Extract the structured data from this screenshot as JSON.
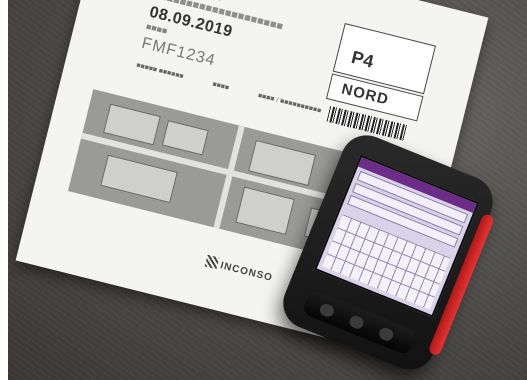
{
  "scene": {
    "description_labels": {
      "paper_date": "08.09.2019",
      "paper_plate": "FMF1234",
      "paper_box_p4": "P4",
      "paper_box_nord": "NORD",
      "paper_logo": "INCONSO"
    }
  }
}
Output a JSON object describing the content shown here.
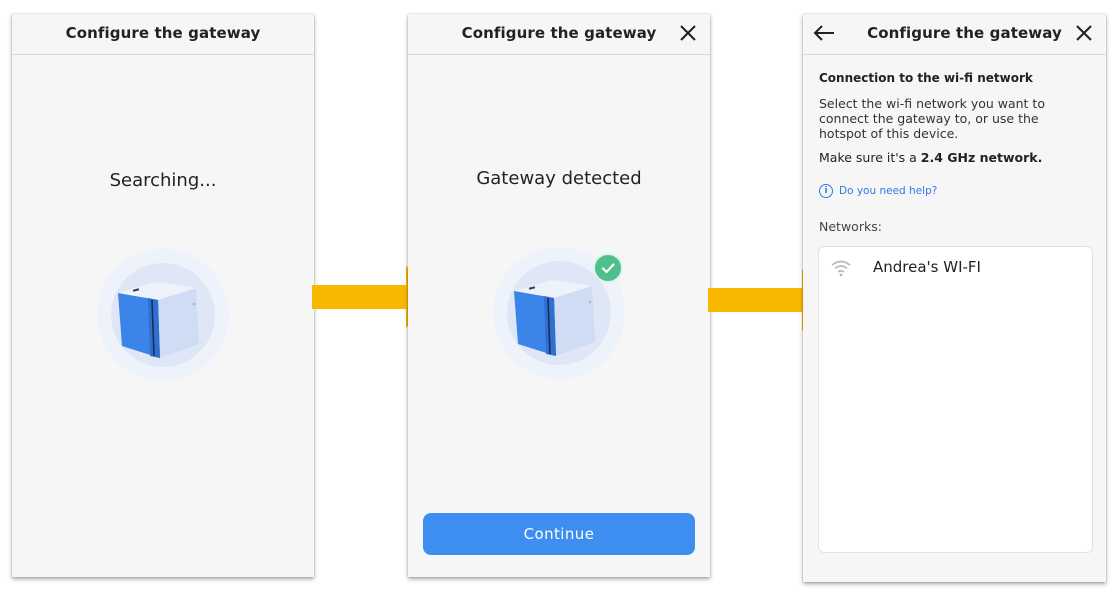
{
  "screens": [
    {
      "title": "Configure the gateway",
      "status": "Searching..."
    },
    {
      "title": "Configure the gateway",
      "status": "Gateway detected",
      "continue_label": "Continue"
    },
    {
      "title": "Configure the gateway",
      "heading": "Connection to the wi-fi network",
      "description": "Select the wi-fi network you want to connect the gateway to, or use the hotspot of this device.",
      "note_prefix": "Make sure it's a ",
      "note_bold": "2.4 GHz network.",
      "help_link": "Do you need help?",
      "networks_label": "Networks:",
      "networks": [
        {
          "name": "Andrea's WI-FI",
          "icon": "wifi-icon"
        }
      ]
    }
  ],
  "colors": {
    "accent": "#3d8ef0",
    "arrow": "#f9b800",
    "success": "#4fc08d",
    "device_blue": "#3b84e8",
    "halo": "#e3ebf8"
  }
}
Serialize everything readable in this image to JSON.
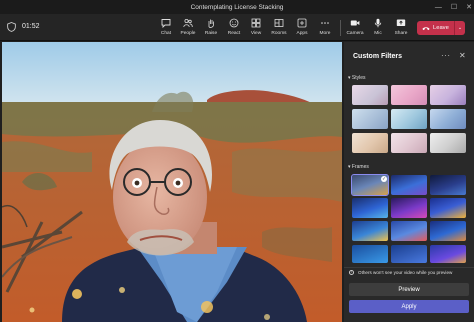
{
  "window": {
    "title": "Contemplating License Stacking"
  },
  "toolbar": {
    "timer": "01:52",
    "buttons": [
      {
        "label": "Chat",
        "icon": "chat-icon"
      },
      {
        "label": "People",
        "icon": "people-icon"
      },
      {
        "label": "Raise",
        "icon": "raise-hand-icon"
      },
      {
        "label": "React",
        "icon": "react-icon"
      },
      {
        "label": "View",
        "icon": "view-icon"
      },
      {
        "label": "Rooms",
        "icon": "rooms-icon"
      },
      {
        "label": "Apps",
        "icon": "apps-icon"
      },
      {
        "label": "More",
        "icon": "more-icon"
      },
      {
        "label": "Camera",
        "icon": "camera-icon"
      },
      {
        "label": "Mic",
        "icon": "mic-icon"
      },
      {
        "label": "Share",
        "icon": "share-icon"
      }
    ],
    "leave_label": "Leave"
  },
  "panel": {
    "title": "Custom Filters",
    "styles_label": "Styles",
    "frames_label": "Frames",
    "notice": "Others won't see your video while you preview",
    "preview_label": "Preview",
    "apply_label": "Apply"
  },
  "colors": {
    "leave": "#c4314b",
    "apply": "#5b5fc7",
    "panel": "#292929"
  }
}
········
### Task directions
Leave out the pictures and repeat everything else in the records exactly.

### The response
Extract the structured data from this screenshot as JSON.
{
  "scene": {
    "description_labels": {
      "paper_date": "08.09.2019",
      "paper_plate": "FMF1234",
      "paper_box_p4": "P4",
      "paper_box_nord": "NORD",
      "paper_logo": "INCONSO"
    }
  }
}
Output a JSON object describing the content shown here.
{
  "screens": [
    {
      "title": "Configure the gateway",
      "status": "Searching..."
    },
    {
      "title": "Configure the gateway",
      "status": "Gateway detected",
      "continue_label": "Continue"
    },
    {
      "title": "Configure the gateway",
      "heading": "Connection to the wi-fi network",
      "description": "Select the wi-fi network you want to connect the gateway to, or use the hotspot of this device.",
      "note_prefix": "Make sure it's a ",
      "note_bold": "2.4 GHz network.",
      "help_link": "Do you need help?",
      "networks_label": "Networks:",
      "networks": [
        {
          "name": "Andrea's WI-FI",
          "icon": "wifi-icon"
        }
      ]
    }
  ],
  "colors": {
    "accent": "#3d8ef0",
    "arrow": "#f9b800",
    "success": "#4fc08d",
    "device_blue": "#3b84e8",
    "halo": "#e3ebf8"
  }
}
Serialize everything readable in this image to JSON.
{
  "window": {
    "title": "Contemplating License Stacking"
  },
  "toolbar": {
    "timer": "01:52",
    "buttons": [
      {
        "label": "Chat",
        "icon": "chat-icon"
      },
      {
        "label": "People",
        "icon": "people-icon"
      },
      {
        "label": "Raise",
        "icon": "raise-hand-icon"
      },
      {
        "label": "React",
        "icon": "react-icon"
      },
      {
        "label": "View",
        "icon": "view-icon"
      },
      {
        "label": "Rooms",
        "icon": "rooms-icon"
      },
      {
        "label": "Apps",
        "icon": "apps-icon"
      },
      {
        "label": "More",
        "icon": "more-icon"
      },
      {
        "label": "Camera",
        "icon": "camera-icon"
      },
      {
        "label": "Mic",
        "icon": "mic-icon"
      },
      {
        "label": "Share",
        "icon": "share-icon"
      }
    ],
    "leave_label": "Leave"
  },
  "panel": {
    "title": "Custom Filters",
    "styles_label": "Styles",
    "frames_label": "Frames",
    "notice": "Others won't see your video while you preview",
    "preview_label": "Preview",
    "apply_label": "Apply"
  },
  "colors": {
    "leave": "#c4314b",
    "apply": "#5b5fc7",
    "panel": "#292929"
  }
}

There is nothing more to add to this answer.